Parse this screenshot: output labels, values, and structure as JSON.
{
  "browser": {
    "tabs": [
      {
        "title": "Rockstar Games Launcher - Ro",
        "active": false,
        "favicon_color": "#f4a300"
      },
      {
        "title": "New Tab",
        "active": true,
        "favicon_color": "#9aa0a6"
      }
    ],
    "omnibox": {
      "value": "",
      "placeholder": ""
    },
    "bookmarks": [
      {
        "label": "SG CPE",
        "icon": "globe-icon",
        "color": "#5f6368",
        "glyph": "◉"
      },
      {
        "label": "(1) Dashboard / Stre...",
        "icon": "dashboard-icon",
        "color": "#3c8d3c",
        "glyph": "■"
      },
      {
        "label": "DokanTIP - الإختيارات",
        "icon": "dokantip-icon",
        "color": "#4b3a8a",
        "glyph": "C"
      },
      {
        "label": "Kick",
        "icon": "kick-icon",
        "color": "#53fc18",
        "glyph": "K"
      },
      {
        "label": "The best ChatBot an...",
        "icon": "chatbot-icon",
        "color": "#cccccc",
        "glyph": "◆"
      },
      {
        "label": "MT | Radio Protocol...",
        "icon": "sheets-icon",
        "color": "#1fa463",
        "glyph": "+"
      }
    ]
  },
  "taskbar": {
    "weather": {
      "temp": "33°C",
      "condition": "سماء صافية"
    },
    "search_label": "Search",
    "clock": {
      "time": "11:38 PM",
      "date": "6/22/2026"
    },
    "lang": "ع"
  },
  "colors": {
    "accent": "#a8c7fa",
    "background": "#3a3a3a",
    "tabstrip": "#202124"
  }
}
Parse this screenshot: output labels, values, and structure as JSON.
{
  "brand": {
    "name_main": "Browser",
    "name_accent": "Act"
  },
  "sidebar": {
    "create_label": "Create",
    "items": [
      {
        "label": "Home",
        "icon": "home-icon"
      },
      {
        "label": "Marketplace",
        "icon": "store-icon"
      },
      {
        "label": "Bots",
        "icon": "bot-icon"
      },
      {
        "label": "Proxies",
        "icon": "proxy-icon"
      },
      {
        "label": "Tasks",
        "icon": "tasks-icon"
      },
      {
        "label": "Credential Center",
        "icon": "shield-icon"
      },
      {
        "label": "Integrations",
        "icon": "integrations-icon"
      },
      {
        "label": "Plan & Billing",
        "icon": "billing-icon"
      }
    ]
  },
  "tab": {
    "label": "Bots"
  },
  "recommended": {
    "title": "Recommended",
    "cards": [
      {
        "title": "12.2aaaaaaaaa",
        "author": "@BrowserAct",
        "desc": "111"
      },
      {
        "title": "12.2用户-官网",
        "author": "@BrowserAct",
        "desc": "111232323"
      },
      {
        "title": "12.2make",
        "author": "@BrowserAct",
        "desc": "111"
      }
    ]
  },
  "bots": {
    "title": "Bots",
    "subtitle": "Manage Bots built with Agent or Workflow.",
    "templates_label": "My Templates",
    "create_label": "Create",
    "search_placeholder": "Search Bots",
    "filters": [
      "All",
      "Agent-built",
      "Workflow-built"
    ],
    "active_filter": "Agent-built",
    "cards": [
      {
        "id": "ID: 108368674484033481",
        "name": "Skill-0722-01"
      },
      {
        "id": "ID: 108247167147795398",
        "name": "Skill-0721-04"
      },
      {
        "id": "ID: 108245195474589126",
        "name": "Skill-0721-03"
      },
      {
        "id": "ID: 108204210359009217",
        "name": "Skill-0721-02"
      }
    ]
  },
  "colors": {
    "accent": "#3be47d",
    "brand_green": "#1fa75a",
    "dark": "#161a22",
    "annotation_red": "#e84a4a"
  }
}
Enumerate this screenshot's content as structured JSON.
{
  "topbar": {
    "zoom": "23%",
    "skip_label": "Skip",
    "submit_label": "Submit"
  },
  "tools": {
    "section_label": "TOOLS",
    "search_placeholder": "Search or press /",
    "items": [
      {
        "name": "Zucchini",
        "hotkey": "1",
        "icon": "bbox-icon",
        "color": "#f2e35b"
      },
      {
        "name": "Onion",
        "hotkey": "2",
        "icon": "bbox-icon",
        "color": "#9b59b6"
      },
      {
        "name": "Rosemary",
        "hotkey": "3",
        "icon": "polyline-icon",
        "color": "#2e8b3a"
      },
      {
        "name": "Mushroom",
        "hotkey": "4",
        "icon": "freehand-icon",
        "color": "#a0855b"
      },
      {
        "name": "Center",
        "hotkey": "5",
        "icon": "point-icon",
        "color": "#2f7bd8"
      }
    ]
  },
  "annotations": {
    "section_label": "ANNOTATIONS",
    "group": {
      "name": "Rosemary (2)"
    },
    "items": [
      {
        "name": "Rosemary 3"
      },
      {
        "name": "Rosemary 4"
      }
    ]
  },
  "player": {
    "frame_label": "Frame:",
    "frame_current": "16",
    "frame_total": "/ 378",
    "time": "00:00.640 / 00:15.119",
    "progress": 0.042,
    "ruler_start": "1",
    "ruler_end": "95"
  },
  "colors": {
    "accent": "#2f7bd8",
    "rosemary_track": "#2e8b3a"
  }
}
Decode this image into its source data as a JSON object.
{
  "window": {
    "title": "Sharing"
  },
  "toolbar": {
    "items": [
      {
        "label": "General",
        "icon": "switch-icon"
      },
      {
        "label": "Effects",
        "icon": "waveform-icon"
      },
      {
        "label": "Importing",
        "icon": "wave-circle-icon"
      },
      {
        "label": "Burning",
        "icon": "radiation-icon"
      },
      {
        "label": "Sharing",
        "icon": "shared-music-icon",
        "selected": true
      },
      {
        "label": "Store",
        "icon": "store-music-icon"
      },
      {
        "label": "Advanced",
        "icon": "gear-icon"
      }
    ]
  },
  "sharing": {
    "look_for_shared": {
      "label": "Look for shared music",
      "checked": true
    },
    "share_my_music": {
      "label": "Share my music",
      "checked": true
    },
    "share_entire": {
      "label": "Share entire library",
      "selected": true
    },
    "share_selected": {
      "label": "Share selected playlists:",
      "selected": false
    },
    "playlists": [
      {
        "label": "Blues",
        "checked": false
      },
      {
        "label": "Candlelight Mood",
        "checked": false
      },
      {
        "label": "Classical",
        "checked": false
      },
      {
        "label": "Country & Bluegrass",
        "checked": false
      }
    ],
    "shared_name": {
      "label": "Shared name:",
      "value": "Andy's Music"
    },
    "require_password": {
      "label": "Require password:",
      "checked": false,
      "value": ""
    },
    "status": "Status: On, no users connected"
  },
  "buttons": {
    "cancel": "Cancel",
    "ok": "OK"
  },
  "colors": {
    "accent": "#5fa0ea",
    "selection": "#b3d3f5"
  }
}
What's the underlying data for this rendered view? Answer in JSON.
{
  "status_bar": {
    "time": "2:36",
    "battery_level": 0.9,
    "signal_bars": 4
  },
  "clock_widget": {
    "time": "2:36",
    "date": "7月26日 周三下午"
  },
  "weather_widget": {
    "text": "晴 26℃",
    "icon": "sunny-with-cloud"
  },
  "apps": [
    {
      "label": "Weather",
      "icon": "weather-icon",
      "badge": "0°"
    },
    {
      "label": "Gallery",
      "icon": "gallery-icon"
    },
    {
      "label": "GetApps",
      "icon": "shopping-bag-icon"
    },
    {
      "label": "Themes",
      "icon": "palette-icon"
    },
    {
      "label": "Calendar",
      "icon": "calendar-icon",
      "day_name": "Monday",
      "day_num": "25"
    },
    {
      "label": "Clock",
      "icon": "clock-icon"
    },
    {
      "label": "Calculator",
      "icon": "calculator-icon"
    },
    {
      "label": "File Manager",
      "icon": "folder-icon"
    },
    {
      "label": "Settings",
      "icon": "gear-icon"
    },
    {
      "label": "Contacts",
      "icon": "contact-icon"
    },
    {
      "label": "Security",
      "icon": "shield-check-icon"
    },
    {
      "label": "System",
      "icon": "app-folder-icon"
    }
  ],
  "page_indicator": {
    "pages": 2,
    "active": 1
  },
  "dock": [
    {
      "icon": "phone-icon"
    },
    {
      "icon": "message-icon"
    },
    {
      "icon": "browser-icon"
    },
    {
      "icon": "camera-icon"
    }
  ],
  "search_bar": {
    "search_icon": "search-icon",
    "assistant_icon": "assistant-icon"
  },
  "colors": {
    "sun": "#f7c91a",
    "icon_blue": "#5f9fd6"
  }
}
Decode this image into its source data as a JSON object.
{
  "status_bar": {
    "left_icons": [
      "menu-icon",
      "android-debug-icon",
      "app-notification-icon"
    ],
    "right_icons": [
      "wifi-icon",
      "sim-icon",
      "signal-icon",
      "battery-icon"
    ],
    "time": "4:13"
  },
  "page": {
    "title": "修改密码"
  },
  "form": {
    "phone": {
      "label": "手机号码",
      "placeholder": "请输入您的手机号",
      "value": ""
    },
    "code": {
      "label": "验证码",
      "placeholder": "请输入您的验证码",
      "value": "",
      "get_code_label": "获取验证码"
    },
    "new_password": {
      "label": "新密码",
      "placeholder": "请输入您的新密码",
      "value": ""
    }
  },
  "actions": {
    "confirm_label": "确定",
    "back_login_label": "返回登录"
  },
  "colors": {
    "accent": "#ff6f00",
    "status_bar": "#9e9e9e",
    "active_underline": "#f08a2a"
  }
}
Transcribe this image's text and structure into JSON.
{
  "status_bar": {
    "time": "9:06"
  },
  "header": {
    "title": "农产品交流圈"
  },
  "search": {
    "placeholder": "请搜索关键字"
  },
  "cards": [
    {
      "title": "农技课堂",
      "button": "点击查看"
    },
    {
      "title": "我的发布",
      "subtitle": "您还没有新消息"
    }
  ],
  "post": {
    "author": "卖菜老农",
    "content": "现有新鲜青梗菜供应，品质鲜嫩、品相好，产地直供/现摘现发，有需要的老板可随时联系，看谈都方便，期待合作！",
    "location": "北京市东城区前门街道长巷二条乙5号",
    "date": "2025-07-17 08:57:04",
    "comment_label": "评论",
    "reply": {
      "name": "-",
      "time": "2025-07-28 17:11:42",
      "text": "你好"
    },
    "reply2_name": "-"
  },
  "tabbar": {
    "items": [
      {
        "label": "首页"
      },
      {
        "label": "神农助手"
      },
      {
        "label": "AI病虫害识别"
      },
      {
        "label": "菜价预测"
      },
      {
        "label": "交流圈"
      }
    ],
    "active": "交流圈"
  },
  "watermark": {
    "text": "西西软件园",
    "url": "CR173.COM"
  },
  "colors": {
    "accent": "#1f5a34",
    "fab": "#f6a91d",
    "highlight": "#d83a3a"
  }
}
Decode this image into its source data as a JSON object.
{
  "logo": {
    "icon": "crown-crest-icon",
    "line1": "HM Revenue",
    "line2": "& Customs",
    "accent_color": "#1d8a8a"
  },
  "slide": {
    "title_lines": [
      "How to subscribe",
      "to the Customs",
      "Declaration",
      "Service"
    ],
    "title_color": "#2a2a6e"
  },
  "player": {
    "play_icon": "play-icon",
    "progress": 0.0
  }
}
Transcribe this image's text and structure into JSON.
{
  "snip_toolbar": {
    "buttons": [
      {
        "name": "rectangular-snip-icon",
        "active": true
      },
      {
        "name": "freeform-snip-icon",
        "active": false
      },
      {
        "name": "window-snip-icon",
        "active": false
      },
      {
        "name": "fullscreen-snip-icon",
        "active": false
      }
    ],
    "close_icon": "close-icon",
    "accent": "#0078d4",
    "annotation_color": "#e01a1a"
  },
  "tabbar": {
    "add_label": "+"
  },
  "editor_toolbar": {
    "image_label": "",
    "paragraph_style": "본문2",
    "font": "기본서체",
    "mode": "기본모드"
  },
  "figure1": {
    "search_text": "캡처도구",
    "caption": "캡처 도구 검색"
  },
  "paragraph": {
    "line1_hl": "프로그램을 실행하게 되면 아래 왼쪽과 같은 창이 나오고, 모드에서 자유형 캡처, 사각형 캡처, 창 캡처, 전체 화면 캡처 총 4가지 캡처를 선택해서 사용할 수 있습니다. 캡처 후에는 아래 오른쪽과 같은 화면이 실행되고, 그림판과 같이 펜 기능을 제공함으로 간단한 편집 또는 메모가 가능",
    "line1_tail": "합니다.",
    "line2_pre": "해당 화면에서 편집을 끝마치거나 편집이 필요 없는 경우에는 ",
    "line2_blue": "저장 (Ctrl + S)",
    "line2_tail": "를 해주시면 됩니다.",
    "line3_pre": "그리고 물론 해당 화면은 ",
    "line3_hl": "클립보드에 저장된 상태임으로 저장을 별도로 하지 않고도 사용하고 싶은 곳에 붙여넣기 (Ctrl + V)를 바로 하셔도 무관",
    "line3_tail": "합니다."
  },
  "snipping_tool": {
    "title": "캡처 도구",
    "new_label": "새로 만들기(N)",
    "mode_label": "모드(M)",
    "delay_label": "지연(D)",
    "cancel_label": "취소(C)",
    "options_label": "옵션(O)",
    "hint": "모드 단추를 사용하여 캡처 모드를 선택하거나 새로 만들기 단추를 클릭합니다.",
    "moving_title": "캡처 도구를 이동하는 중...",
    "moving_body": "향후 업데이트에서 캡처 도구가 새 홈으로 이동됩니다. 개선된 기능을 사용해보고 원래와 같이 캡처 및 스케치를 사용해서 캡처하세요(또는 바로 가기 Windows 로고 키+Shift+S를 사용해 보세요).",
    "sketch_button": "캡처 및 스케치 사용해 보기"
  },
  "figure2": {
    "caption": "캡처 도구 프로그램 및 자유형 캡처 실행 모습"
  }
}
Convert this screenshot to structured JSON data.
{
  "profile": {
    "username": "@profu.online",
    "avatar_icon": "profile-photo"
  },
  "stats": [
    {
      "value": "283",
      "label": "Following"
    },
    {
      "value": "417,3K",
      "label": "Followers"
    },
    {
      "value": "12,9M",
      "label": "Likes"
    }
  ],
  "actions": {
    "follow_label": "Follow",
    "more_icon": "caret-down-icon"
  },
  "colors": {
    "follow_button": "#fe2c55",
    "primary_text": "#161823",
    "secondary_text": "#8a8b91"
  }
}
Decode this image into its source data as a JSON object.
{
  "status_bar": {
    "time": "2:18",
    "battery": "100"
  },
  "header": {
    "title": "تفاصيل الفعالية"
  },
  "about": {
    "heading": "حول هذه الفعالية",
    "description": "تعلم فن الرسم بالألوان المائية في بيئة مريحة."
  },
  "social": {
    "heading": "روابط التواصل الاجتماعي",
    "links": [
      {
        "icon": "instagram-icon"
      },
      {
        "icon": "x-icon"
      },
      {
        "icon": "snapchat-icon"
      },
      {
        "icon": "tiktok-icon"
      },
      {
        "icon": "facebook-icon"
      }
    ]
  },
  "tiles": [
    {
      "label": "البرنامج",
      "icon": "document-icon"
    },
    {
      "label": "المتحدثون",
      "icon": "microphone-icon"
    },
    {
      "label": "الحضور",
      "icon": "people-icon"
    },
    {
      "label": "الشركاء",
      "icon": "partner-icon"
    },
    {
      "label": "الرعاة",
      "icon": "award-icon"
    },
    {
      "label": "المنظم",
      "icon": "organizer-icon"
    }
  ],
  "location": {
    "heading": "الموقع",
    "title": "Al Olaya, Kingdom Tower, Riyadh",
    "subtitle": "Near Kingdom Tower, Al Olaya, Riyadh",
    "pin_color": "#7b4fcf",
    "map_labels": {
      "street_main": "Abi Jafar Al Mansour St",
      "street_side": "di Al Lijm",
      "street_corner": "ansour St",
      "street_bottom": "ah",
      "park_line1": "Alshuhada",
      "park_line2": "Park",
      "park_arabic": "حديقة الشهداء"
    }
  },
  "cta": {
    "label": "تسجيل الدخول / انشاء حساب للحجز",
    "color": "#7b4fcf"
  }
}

_ _ _ _

--- Written instruction ---
Search the listing for the word "Skill". Copy every line in which it occurs.

--- Final result ---
        "name": "Skill-0722-01"
        "name": "Skill-0721-04"
        "name": "Skill-0721-03"
        "name": "Skill-0721-02"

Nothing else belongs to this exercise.